* **WORKING DATA**:
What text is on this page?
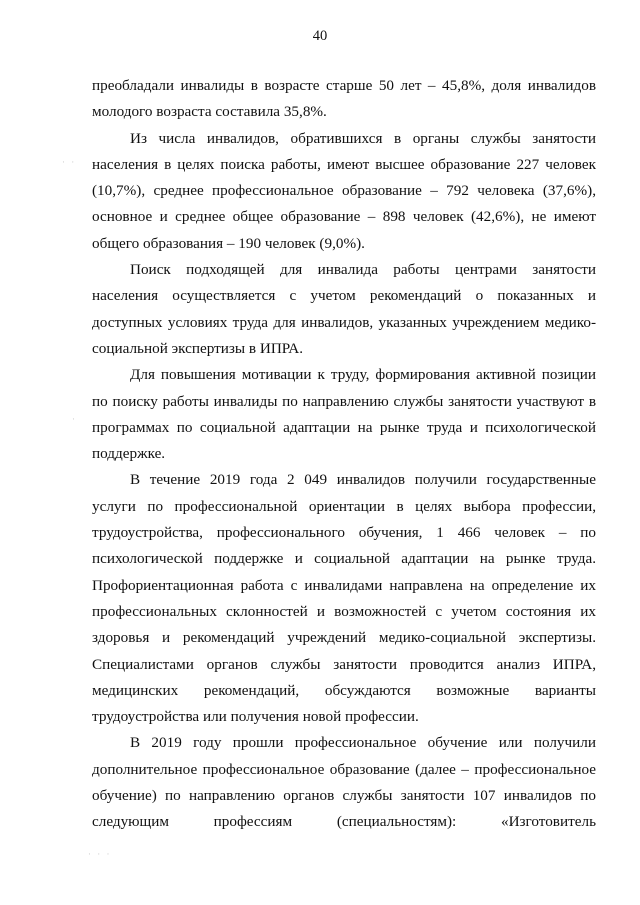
40

преобладали инвалиды в возрасте старше 50 лет – 45,8%, доля инвалидов молодого возраста составила 35,8%.

Из числа инвалидов, обратившихся в органы службы занятости населения в целях поиска работы, имеют высшее образование 227 человек (10,7%), среднее профессиональное образование – 792 человека (37,6%), основное и среднее общее образование – 898 человек (42,6%), не имеют общего образования – 190 человек (9,0%).

Поиск подходящей для инвалида работы центрами занятости населения осуществляется с учетом рекомендаций о показанных и доступных условиях труда для инвалидов, указанных учреждением медико-социальной экспертизы в ИПРА.

Для повышения мотивации к труду, формирования активной позиции по поиску работы инвалиды по направлению службы занятости участвуют в программах по социальной адаптации на рынке труда и психологической поддержке.

В течение 2019 года 2 049 инвалидов получили государственные услуги по профессиональной ориентации в целях выбора профессии, трудоустройства, профессионального обучения, 1 466 человек – по психологической поддержке и социальной адаптации на рынке труда. Профориентационная работа с инвалидами направлена на определение их профессиональных склонностей и возможностей с учетом состояния их здоровья и рекомендаций учреждений медико-социальной экспертизы. Специалистами органов службы занятости проводится анализ ИПРА, медицинских рекомендаций, обсуждаются возможные варианты трудоустройства или получения новой профессии.

В 2019 году прошли профессиональное обучение или получили дополнительное профессиональное образование (далее – профессиональное обучение) по направлению органов службы занятости 107 инвалидов по следующим профессиям (специальностям): «Изготовитель

· ·
·
· · ·
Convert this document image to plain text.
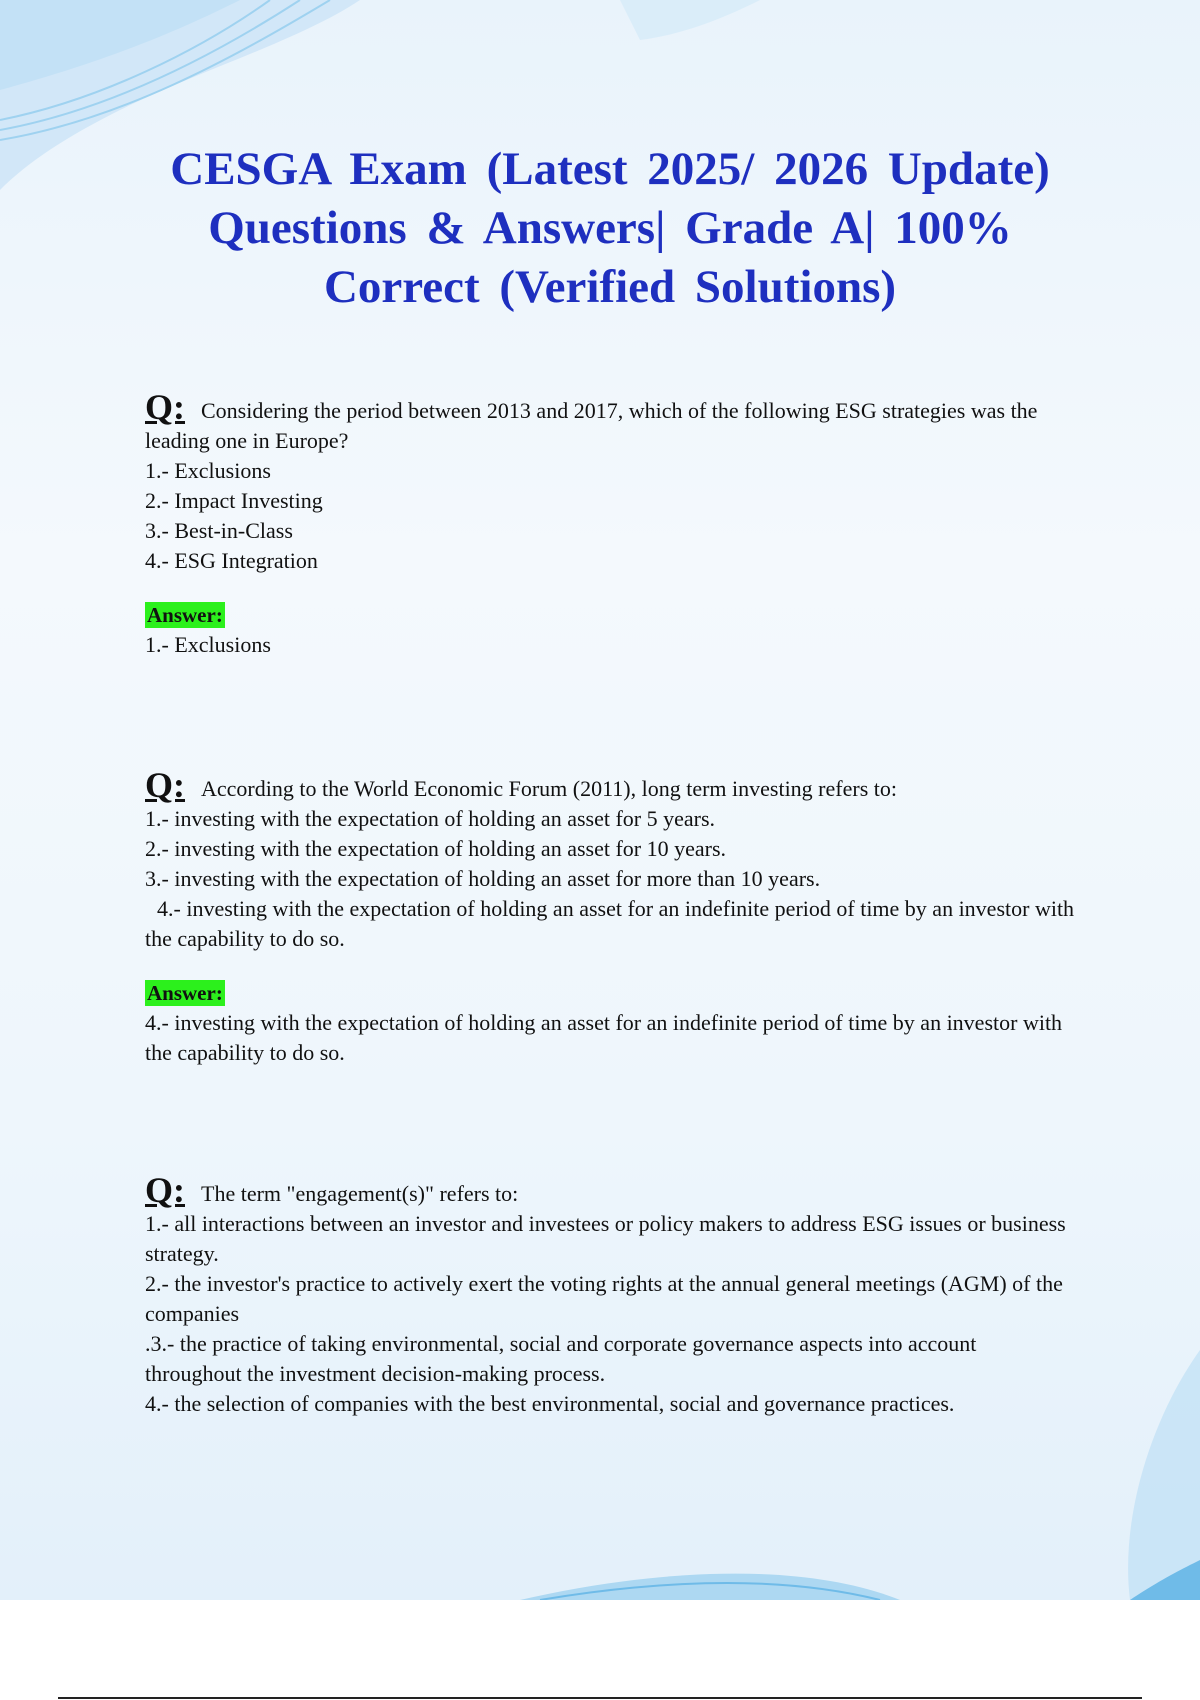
CESGA Exam (Latest 2025/ 2026 Update) Questions & Answers| Grade A| 100% Correct (Verified Solutions)

Q: Considering the period between 2013 and 2017, which of the following ESG strategies was the leading one in Europe?

1.- Exclusions

2.- Impact Investing

3.- Best-in-Class

4.- ESG Integration

Answer:

1.- Exclusions

Q: According to the World Economic Forum (2011), long term investing refers to:

1.- investing with the expectation of holding an asset for 5 years.

2.- investing with the expectation of holding an asset for 10 years.

3.- investing with the expectation of holding an asset for more than 10 years.

4.- investing with the expectation of holding an asset for an indefinite period of time by an investor with the capability to do so.

Answer:

4.- investing with the expectation of holding an asset for an indefinite period of time by an investor with the capability to do so.

Q: The term "engagement(s)" refers to:

1.- all interactions between an investor and investees or policy makers to address ESG issues or business strategy.

2.- the investor's practice to actively exert the voting rights at the annual general meetings (AGM) of the companies

.3.- the practice of taking environmental, social and corporate governance aspects into account throughout the investment decision-making process.

4.- the selection of companies with the best environmental, social and governance practices.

* **EXERCISE PROMPT**:
Filter the data for the string "social" and copy every line that has it.

* **PROBLEM SOLUTION**:
.3.- the practice of taking environmental, social and corporate governance aspects into account throughout the investment decision-making process.
4.- the selection of companies with the best environmental, social and governance practices.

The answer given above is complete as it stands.